Dataset items:
◆ ◆ ◆
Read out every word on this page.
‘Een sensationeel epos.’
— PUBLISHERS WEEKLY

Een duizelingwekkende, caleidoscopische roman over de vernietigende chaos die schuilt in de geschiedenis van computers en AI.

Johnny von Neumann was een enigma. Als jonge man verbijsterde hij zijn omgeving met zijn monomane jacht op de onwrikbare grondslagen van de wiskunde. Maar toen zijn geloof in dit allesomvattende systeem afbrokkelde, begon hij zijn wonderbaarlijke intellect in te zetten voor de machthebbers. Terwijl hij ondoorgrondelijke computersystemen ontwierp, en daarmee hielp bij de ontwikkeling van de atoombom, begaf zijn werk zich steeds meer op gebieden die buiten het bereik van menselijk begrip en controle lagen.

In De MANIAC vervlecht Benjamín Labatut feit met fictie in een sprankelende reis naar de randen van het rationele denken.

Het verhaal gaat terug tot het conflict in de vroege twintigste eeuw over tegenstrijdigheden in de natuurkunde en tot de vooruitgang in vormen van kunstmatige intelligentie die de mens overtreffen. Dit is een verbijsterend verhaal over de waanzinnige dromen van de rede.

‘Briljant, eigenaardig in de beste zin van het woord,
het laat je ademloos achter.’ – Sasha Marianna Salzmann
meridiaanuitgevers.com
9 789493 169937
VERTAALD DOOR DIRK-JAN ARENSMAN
◆ ◆ ◆
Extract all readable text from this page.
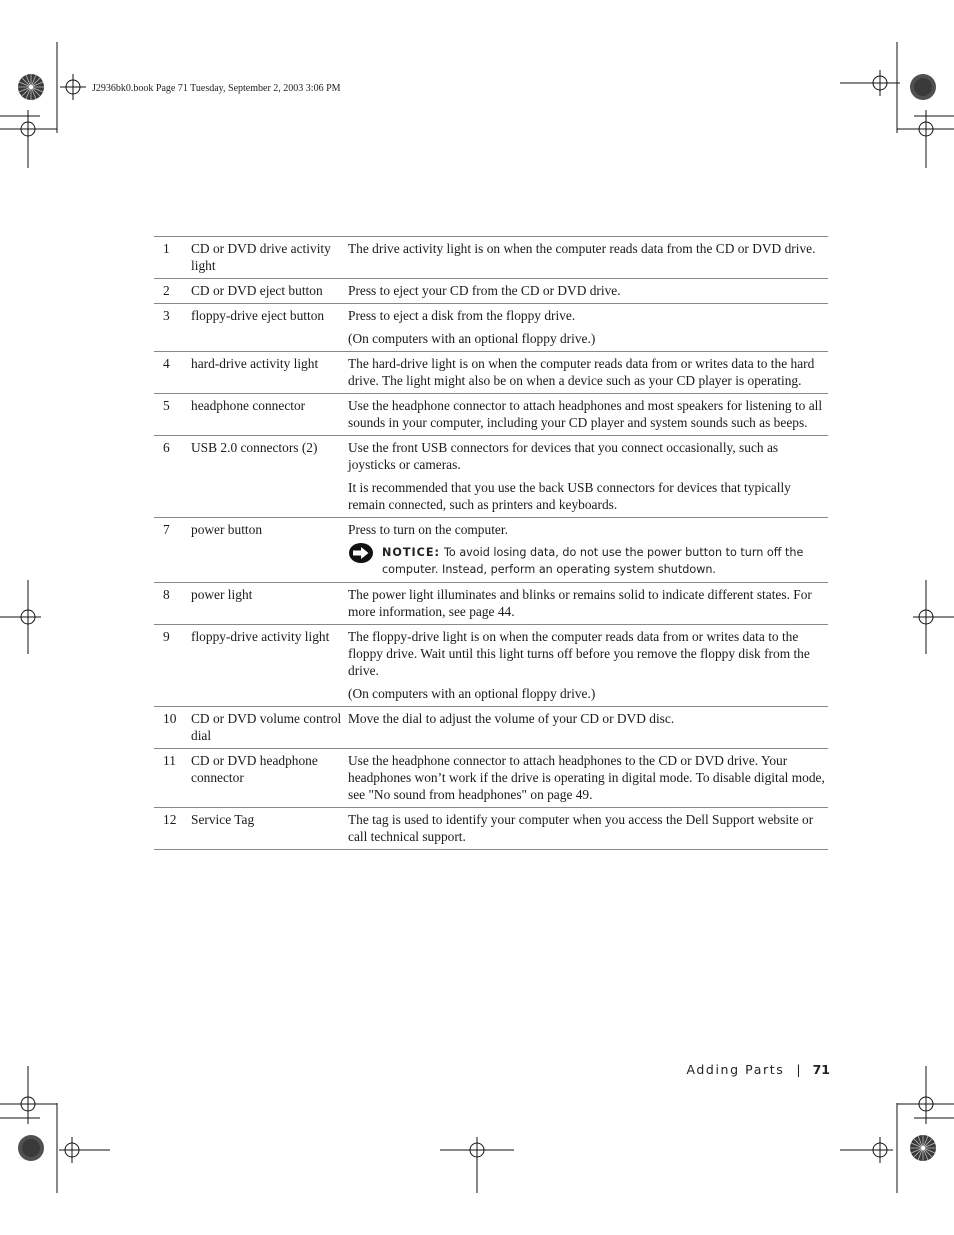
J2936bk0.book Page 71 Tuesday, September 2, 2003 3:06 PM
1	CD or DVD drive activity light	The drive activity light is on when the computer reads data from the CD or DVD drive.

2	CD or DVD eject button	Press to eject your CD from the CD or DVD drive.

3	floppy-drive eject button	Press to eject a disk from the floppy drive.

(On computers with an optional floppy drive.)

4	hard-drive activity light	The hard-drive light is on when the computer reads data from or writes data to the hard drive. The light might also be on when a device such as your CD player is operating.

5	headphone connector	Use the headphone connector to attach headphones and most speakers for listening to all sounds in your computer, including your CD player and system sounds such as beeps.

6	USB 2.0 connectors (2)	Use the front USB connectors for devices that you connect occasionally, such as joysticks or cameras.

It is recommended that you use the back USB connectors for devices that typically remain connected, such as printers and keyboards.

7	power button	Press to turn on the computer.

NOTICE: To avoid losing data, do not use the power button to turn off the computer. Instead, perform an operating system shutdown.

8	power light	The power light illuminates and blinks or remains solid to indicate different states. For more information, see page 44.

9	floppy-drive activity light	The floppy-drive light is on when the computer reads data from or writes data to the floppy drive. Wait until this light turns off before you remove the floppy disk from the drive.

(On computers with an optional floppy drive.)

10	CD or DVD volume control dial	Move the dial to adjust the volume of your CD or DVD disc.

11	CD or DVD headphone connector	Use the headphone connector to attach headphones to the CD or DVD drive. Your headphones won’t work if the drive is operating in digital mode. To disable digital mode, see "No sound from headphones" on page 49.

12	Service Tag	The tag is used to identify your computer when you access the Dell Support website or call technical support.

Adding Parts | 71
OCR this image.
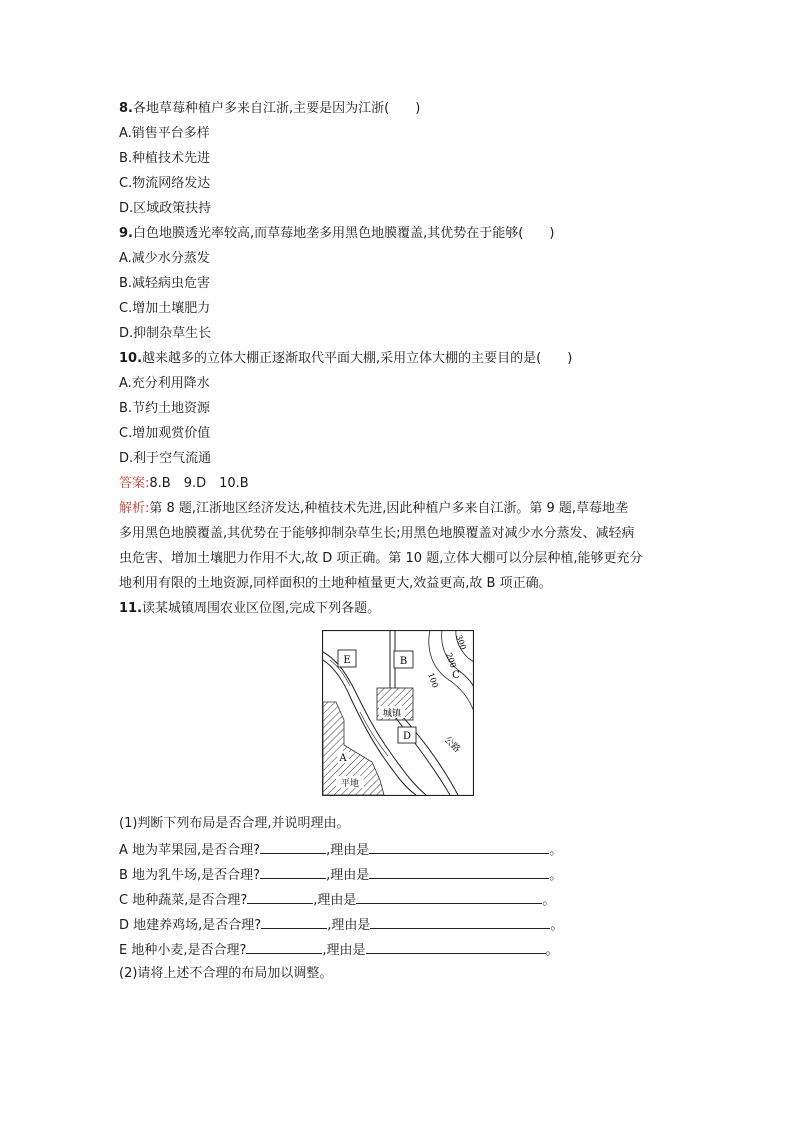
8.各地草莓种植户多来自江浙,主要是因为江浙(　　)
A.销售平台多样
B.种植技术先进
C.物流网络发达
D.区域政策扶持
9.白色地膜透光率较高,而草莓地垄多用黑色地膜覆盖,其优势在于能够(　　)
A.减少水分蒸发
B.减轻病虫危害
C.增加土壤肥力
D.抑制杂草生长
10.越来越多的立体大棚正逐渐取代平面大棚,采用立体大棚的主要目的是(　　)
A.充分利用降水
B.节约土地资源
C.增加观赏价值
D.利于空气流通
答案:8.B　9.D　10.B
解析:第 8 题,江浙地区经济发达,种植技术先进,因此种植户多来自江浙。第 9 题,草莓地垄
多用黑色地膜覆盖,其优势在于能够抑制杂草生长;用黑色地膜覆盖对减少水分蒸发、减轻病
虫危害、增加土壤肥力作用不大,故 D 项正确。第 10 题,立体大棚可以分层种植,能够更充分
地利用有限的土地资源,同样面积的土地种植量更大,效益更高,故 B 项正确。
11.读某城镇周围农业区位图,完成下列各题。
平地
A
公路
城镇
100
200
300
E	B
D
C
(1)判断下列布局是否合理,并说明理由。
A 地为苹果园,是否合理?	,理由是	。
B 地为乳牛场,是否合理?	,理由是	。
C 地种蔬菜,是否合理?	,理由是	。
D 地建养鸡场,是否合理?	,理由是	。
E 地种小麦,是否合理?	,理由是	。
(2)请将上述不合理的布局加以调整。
◆ ◆ ◆
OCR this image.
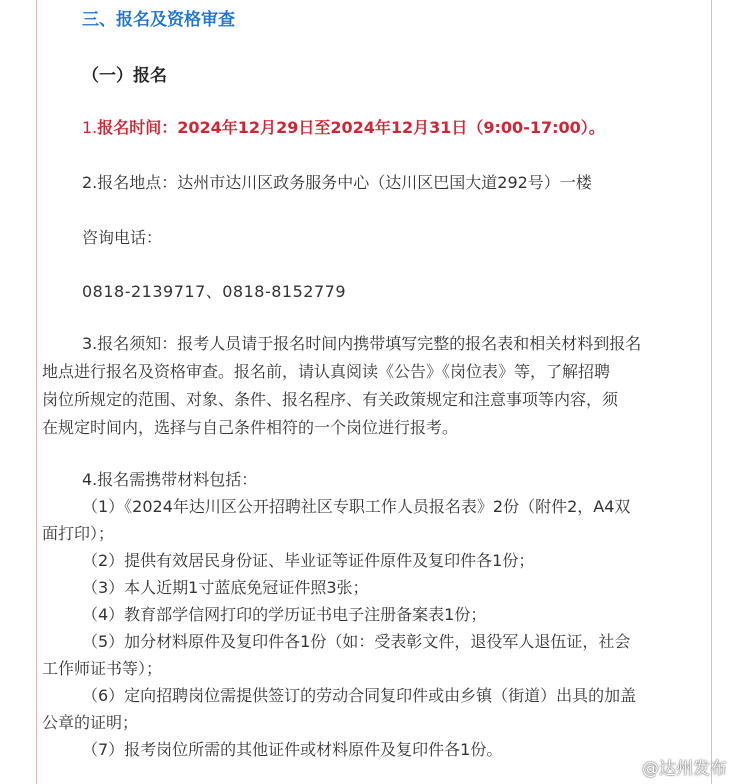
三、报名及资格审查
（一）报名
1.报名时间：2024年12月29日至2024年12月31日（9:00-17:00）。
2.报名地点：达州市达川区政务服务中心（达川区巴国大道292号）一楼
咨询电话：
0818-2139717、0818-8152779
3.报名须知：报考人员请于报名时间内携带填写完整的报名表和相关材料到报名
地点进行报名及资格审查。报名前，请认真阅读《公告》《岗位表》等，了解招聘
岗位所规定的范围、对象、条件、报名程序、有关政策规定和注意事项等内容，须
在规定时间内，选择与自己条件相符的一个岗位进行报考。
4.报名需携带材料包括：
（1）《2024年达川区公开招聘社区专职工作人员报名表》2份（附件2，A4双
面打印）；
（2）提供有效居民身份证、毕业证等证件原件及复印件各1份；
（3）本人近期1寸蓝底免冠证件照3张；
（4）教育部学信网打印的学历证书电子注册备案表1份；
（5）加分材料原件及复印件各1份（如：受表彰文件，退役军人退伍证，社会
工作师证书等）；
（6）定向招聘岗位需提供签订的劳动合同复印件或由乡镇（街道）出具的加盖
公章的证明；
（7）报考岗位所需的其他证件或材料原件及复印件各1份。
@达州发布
◆ ◆ ◆
GIVEN INSTRUCTION: Gather each line holding the string "disk".

SOLVED EXERCISE:
3	floppy-drive eject button	Press to eject a disk from the floppy drive.
9	floppy-drive activity light	The floppy-drive light is on when the computer reads data from or writes data to the floppy drive. Wait until this light turns off before you remove the floppy disk from the drive.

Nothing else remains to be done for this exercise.